FIG. 1 shows a structural diagram of a distributed file system of the present invention. As shown in FIG. 1, the distributed file system of the present invention comprises multiple file nodes which can be divided into different levels according to the practical situations and needs. Each file node provides access to all the files in the whole distributed file system for users it faces, and has the same internal structure, mainly comprising a metadata server, a file access client, a file access server and a storage medium.
The metadata server is used for managing metadata, such as a file name of a file stored in the file node to which the metadata server belongs, a data block storage location, etc., and providing access operations, such as writing and querying metadata, for the file access client of the file node or file access clients of other file nodes; it is further used for implementing the processing functions of data block remote dispatching and aging data block.

## [Work to complete]
1) Rewrite the stretch of the distributed file system passage from "FIG. 1 shows" through "a storage medium.", changing "storage medium" to "storage device".
2) Please answer these questions on the distributed file system passage:
(a) What four components does each file node mainly comprise?
(b) On what basis can the file nodes be divided into different levels?
(c) Which two processing functions is the metadata server further used for implementing?
The records after this point are material separate from the distributed file system passage.

## [Provided data]
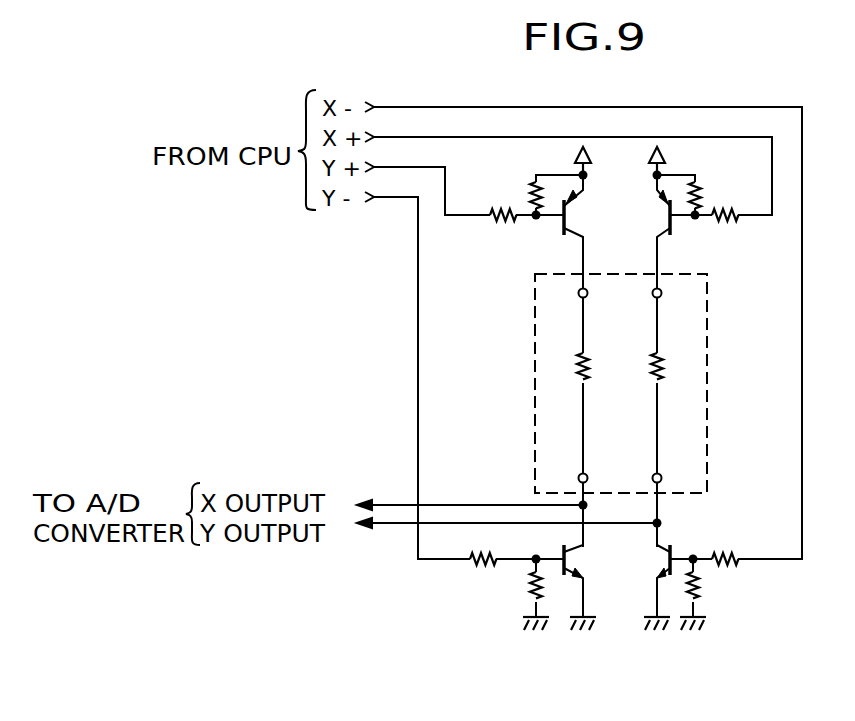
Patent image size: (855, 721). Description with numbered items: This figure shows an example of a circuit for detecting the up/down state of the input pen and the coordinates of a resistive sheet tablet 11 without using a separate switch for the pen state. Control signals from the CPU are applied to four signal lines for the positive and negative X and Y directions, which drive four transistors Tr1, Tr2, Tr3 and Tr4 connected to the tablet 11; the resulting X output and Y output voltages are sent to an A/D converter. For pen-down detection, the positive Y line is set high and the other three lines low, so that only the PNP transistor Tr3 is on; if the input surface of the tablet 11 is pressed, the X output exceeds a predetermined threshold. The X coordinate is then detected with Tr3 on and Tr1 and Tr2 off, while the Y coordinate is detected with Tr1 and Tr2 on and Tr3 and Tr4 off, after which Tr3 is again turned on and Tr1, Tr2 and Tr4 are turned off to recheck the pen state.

The tablet 11 is at (535, 397).
The transistor Tr1 is at (550, 234).
The transistor Tr2 is at (548, 575).
The PNP transistor Tr3 is at (686, 234).
The transistor Tr4 is at (681, 574).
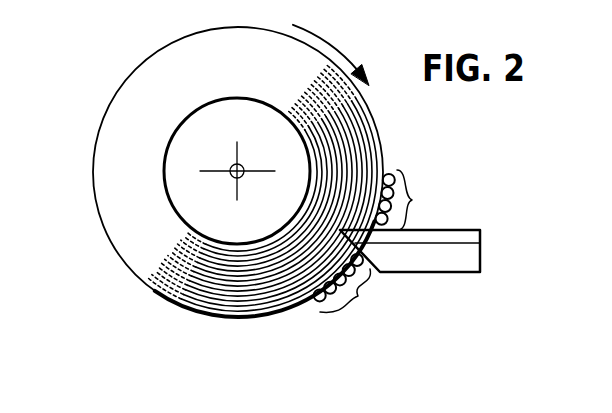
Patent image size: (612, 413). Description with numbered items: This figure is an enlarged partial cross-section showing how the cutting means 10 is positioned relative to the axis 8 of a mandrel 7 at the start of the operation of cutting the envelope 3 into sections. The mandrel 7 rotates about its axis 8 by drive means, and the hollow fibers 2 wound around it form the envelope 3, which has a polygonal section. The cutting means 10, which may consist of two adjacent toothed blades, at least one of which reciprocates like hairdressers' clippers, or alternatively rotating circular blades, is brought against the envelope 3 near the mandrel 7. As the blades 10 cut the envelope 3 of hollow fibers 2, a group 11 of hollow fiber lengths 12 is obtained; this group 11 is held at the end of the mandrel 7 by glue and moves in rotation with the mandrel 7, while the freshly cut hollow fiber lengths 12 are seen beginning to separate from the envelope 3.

The hollow fiber 2 is at (395, 176).
The envelope 3 is at (413, 200).
The mandrel 7 is at (130, 91).
The axis 8 is at (232, 165).
The cutting means 10 is at (462, 253).
The group of hollow fiber lengths 11 is at (354, 294).
The hollow fiber length 12 is at (316, 303).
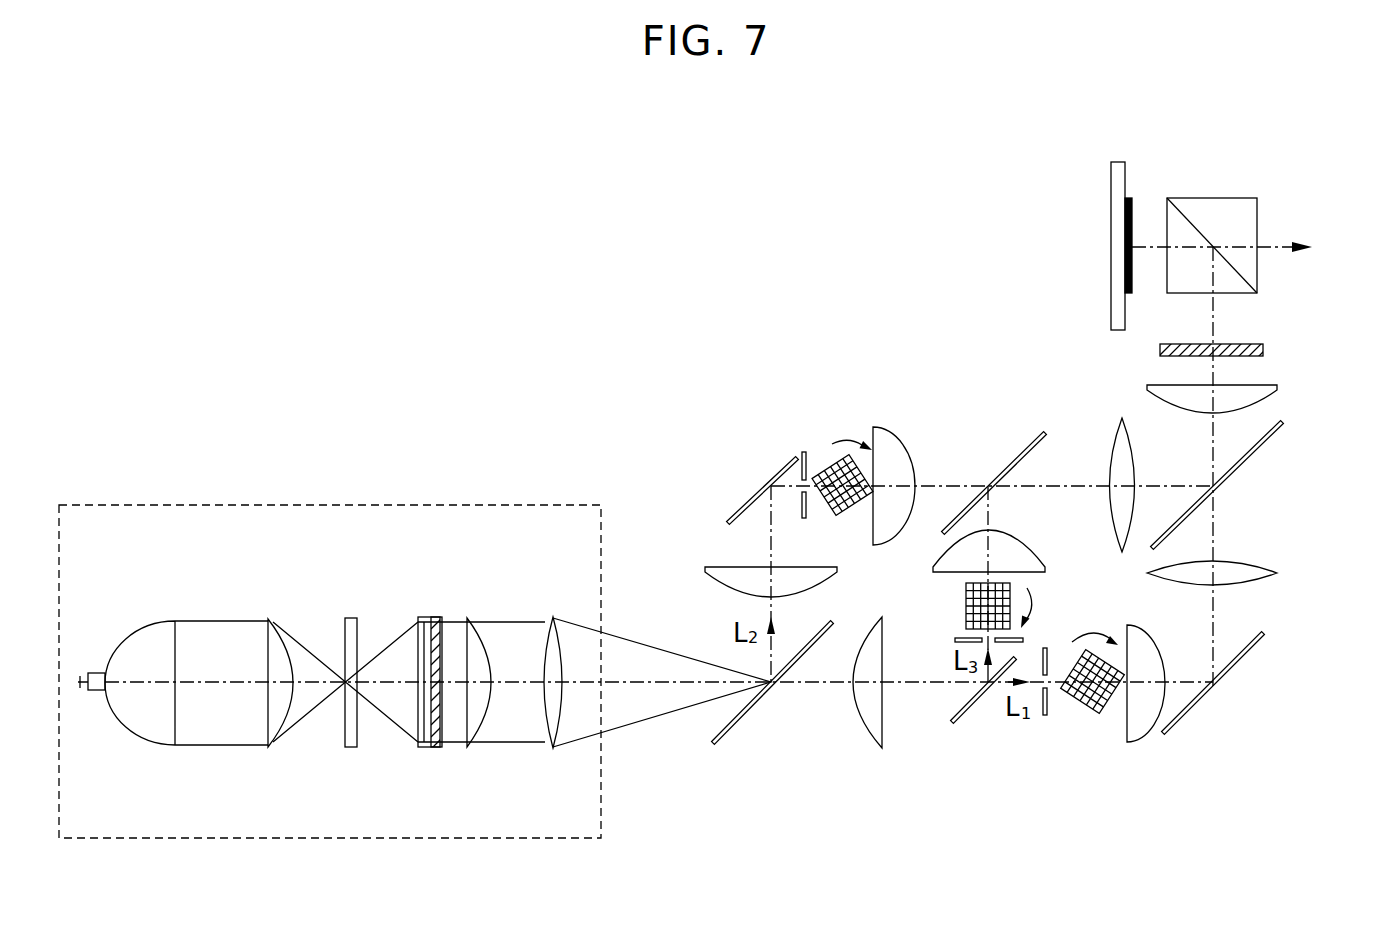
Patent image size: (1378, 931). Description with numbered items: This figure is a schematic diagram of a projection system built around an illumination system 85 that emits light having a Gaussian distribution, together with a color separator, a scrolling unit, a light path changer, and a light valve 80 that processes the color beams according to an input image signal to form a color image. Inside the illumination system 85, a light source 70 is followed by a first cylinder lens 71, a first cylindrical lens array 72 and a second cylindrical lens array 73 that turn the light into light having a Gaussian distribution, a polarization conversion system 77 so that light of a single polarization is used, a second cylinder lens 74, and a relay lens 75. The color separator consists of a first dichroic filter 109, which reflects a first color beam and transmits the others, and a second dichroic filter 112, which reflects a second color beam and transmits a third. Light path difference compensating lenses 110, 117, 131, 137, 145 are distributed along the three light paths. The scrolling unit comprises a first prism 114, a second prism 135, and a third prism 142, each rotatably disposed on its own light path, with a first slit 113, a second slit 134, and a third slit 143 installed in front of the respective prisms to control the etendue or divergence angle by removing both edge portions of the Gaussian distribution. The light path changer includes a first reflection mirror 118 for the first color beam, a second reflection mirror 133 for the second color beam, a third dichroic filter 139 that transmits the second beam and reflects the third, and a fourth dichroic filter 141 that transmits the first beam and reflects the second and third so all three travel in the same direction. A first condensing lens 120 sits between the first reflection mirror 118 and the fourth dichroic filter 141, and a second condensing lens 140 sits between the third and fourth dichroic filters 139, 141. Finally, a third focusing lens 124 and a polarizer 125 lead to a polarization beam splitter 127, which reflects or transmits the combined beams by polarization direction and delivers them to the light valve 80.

The illumination system 85 is at (331, 505).
The light source 70 is at (174, 621).
The first cylinder lens 71 is at (270, 619).
The first cylindrical lens array 72 is at (351, 618).
The second cylindrical lens array 73 is at (425, 617).
The polarization conversion system 77 is at (437, 748).
The second cylinder lens 74 is at (468, 618).
The relay lens 75 is at (553, 617).
The first dichroic filter 109 is at (750, 715).
The light path difference compensating lens 110 is at (880, 750).
The light path difference compensating lens 131 is at (712, 565).
The second reflection mirror 133 is at (757, 494).
The second slit 134 is at (800, 455).
The second prism 135 is at (838, 462).
The light path difference compensating lens 137 is at (881, 438).
The third dichroic filter 139 is at (1006, 462).
The second condensing lens 140 is at (1117, 432).
The fourth dichroic filter 141 is at (1240, 465).
The light path difference compensating lens 145 is at (1035, 565).
The third prism 142 is at (967, 602).
The third slit 143 is at (1022, 640).
The second dichroic filter 112 is at (963, 712).
The first slit 113 is at (1043, 720).
The first prism 114 is at (1097, 717).
The light path difference compensating lens 117 is at (1135, 722).
The first reflection mirror 118 is at (1203, 702).
The first condensing lens 120 is at (1280, 573).
The third focusing lens 124 is at (1277, 390).
The polarizer 125 is at (1262, 348).
The polarization beam splitter 127 is at (1212, 198).
The light valve 80 is at (1133, 227).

## [Solutions to each task]
1)
FIG. 1 shows a structural diagram of a distributed file system of the present invention. As shown in FIG. 1, the distributed file system of the present invention comprises multiple file nodes which can be divided into different levels according to the practical situations and needs. Each file node provides access to all the files in the whole distributed file system for users it faces, and has the same internal structure, mainly comprising a metadata server, a file access client, a file access server and a storage device.

2)
(a) A metadata server, a file access client, a file access server and a storage medium.
(b) According to the practical situations and needs.
(c) Data block remote dispatching and aging data block.